▶ [Aim]: In this exercise, return the whole listing exactly, excluding any images.

▶ [Stored records]:
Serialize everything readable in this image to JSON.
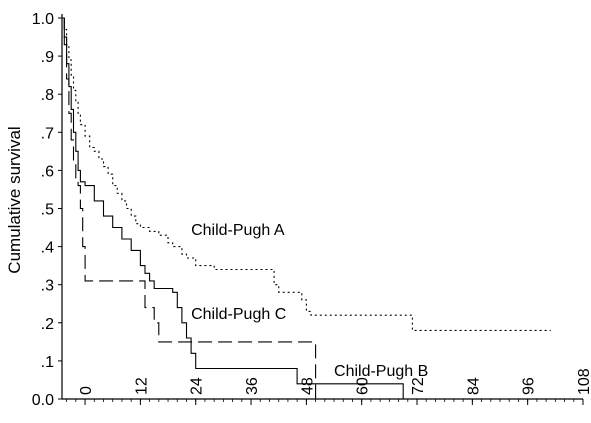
{
  "chart_data": {
    "type": "line",
    "title": "",
    "xlabel": "",
    "ylabel": "Cumulative survival",
    "xlim": [
      -5,
      108
    ],
    "ylim": [
      0,
      1
    ],
    "x_ticks": [
      0,
      12,
      24,
      36,
      48,
      60,
      72,
      84,
      96,
      108
    ],
    "y_ticks": [
      0,
      0.1,
      0.2,
      0.3,
      0.4,
      0.5,
      0.6,
      0.7,
      0.8,
      0.9,
      1.0
    ],
    "y_tick_labels": [
      "0.0",
      ".1",
      ".2",
      ".3",
      ".4",
      ".5",
      ".6",
      ".7",
      ".8",
      ".9",
      "1.0"
    ],
    "grid": false,
    "legend": "none",
    "series": [
      {
        "name": "Child-Pugh A",
        "style": "dotted",
        "points": [
          [
            -5,
            1.0
          ],
          [
            -4.5,
            0.97
          ],
          [
            -4,
            0.93
          ],
          [
            -3.5,
            0.89
          ],
          [
            -3,
            0.85
          ],
          [
            -2.5,
            0.81
          ],
          [
            -2,
            0.78
          ],
          [
            -1.5,
            0.75
          ],
          [
            -1,
            0.72
          ],
          [
            0,
            0.69
          ],
          [
            1,
            0.66
          ],
          [
            2,
            0.65
          ],
          [
            3,
            0.63
          ],
          [
            4,
            0.61
          ],
          [
            5,
            0.59
          ],
          [
            6,
            0.56
          ],
          [
            7,
            0.54
          ],
          [
            8,
            0.52
          ],
          [
            9,
            0.5
          ],
          [
            10,
            0.48
          ],
          [
            11,
            0.46
          ],
          [
            12,
            0.45
          ],
          [
            14,
            0.44
          ],
          [
            16,
            0.43
          ],
          [
            18,
            0.41
          ],
          [
            19,
            0.4
          ],
          [
            21,
            0.38
          ],
          [
            22,
            0.37
          ],
          [
            24,
            0.35
          ],
          [
            28,
            0.34
          ],
          [
            37,
            0.34
          ],
          [
            41,
            0.3
          ],
          [
            42,
            0.28
          ],
          [
            47,
            0.26
          ],
          [
            48,
            0.23
          ],
          [
            49,
            0.22
          ],
          [
            69,
            0.22
          ],
          [
            71,
            0.18
          ],
          [
            101,
            0.18
          ]
        ]
      },
      {
        "name": "Child-Pugh B",
        "style": "solid",
        "points": [
          [
            -5,
            1.0
          ],
          [
            -4.5,
            0.95
          ],
          [
            -4,
            0.88
          ],
          [
            -3.5,
            0.82
          ],
          [
            -3,
            0.76
          ],
          [
            -2.5,
            0.7
          ],
          [
            -2,
            0.65
          ],
          [
            -1.5,
            0.6
          ],
          [
            -1,
            0.57
          ],
          [
            0,
            0.56
          ],
          [
            2,
            0.52
          ],
          [
            4,
            0.48
          ],
          [
            6,
            0.45
          ],
          [
            8,
            0.42
          ],
          [
            10,
            0.39
          ],
          [
            12,
            0.35
          ],
          [
            13,
            0.33
          ],
          [
            14,
            0.31
          ],
          [
            15,
            0.29
          ],
          [
            19,
            0.28
          ],
          [
            20,
            0.24
          ],
          [
            21,
            0.2
          ],
          [
            22,
            0.16
          ],
          [
            23,
            0.12
          ],
          [
            24,
            0.08
          ],
          [
            45,
            0.08
          ],
          [
            46,
            0.04
          ],
          [
            55,
            0.04
          ],
          [
            69,
            0.04
          ],
          [
            69,
            0.0
          ]
        ]
      },
      {
        "name": "Child-Pugh C",
        "style": "dashed",
        "points": [
          [
            -5,
            1.0
          ],
          [
            -4.5,
            0.93
          ],
          [
            -4,
            0.84
          ],
          [
            -3.5,
            0.75
          ],
          [
            -3,
            0.68
          ],
          [
            -2.5,
            0.62
          ],
          [
            -2,
            0.58
          ],
          [
            -1.5,
            0.56
          ],
          [
            -1,
            0.5
          ],
          [
            -0.5,
            0.4
          ],
          [
            0,
            0.31
          ],
          [
            12,
            0.31
          ],
          [
            13,
            0.24
          ],
          [
            15,
            0.2
          ],
          [
            16,
            0.15
          ],
          [
            50,
            0.15
          ],
          [
            50,
            0.0
          ]
        ]
      }
    ],
    "annotations": [
      {
        "text": "Child-Pugh A",
        "x": 23,
        "y": 0.43
      },
      {
        "text": "Child-Pugh C",
        "x": 23,
        "y": 0.21
      },
      {
        "text": "Child-Pugh B",
        "x": 54,
        "y": 0.06
      }
    ]
  }
}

▶ [The result]:
Serialize everything readable in this image to JSON.
{
  "chart_data": {
    "type": "line",
    "title": "",
    "xlabel": "",
    "ylabel": "Cumulative survival",
    "xlim": [
      -5,
      108
    ],
    "ylim": [
      0,
      1
    ],
    "x_ticks": [
      0,
      12,
      24,
      36,
      48,
      60,
      72,
      84,
      96,
      108
    ],
    "y_ticks": [
      0,
      0.1,
      0.2,
      0.3,
      0.4,
      0.5,
      0.6,
      0.7,
      0.8,
      0.9,
      1.0
    ],
    "y_tick_labels": [
      "0.0",
      ".1",
      ".2",
      ".3",
      ".4",
      ".5",
      ".6",
      ".7",
      ".8",
      ".9",
      "1.0"
    ],
    "grid": false,
    "legend": "none",
    "series": [
      {
        "name": "Child-Pugh A",
        "style": "dotted",
        "points": [
          [
            -5,
            1.0
          ],
          [
            -4.5,
            0.97
          ],
          [
            -4,
            0.93
          ],
          [
            -3.5,
            0.89
          ],
          [
            -3,
            0.85
          ],
          [
            -2.5,
            0.81
          ],
          [
            -2,
            0.78
          ],
          [
            -1.5,
            0.75
          ],
          [
            -1,
            0.72
          ],
          [
            0,
            0.69
          ],
          [
            1,
            0.66
          ],
          [
            2,
            0.65
          ],
          [
            3,
            0.63
          ],
          [
            4,
            0.61
          ],
          [
            5,
            0.59
          ],
          [
            6,
            0.56
          ],
          [
            7,
            0.54
          ],
          [
            8,
            0.52
          ],
          [
            9,
            0.5
          ],
          [
            10,
            0.48
          ],
          [
            11,
            0.46
          ],
          [
            12,
            0.45
          ],
          [
            14,
            0.44
          ],
          [
            16,
            0.43
          ],
          [
            18,
            0.41
          ],
          [
            19,
            0.4
          ],
          [
            21,
            0.38
          ],
          [
            22,
            0.37
          ],
          [
            24,
            0.35
          ],
          [
            28,
            0.34
          ],
          [
            37,
            0.34
          ],
          [
            41,
            0.3
          ],
          [
            42,
            0.28
          ],
          [
            47,
            0.26
          ],
          [
            48,
            0.23
          ],
          [
            49,
            0.22
          ],
          [
            69,
            0.22
          ],
          [
            71,
            0.18
          ],
          [
            101,
            0.18
          ]
        ]
      },
      {
        "name": "Child-Pugh B",
        "style": "solid",
        "points": [
          [
            -5,
            1.0
          ],
          [
            -4.5,
            0.95
          ],
          [
            -4,
            0.88
          ],
          [
            -3.5,
            0.82
          ],
          [
            -3,
            0.76
          ],
          [
            -2.5,
            0.7
          ],
          [
            -2,
            0.65
          ],
          [
            -1.5,
            0.6
          ],
          [
            -1,
            0.57
          ],
          [
            0,
            0.56
          ],
          [
            2,
            0.52
          ],
          [
            4,
            0.48
          ],
          [
            6,
            0.45
          ],
          [
            8,
            0.42
          ],
          [
            10,
            0.39
          ],
          [
            12,
            0.35
          ],
          [
            13,
            0.33
          ],
          [
            14,
            0.31
          ],
          [
            15,
            0.29
          ],
          [
            19,
            0.28
          ],
          [
            20,
            0.24
          ],
          [
            21,
            0.2
          ],
          [
            22,
            0.16
          ],
          [
            23,
            0.12
          ],
          [
            24,
            0.08
          ],
          [
            45,
            0.08
          ],
          [
            46,
            0.04
          ],
          [
            55,
            0.04
          ],
          [
            69,
            0.04
          ],
          [
            69,
            0.0
          ]
        ]
      },
      {
        "name": "Child-Pugh C",
        "style": "dashed",
        "points": [
          [
            -5,
            1.0
          ],
          [
            -4.5,
            0.93
          ],
          [
            -4,
            0.84
          ],
          [
            -3.5,
            0.75
          ],
          [
            -3,
            0.68
          ],
          [
            -2.5,
            0.62
          ],
          [
            -2,
            0.58
          ],
          [
            -1.5,
            0.56
          ],
          [
            -1,
            0.5
          ],
          [
            -0.5,
            0.4
          ],
          [
            0,
            0.31
          ],
          [
            12,
            0.31
          ],
          [
            13,
            0.24
          ],
          [
            15,
            0.2
          ],
          [
            16,
            0.15
          ],
          [
            50,
            0.15
          ],
          [
            50,
            0.0
          ]
        ]
      }
    ],
    "annotations": [
      {
        "text": "Child-Pugh A",
        "x": 23,
        "y": 0.43
      },
      {
        "text": "Child-Pugh C",
        "x": 23,
        "y": 0.21
      },
      {
        "text": "Child-Pugh B",
        "x": 54,
        "y": 0.06
      }
    ]
  }
}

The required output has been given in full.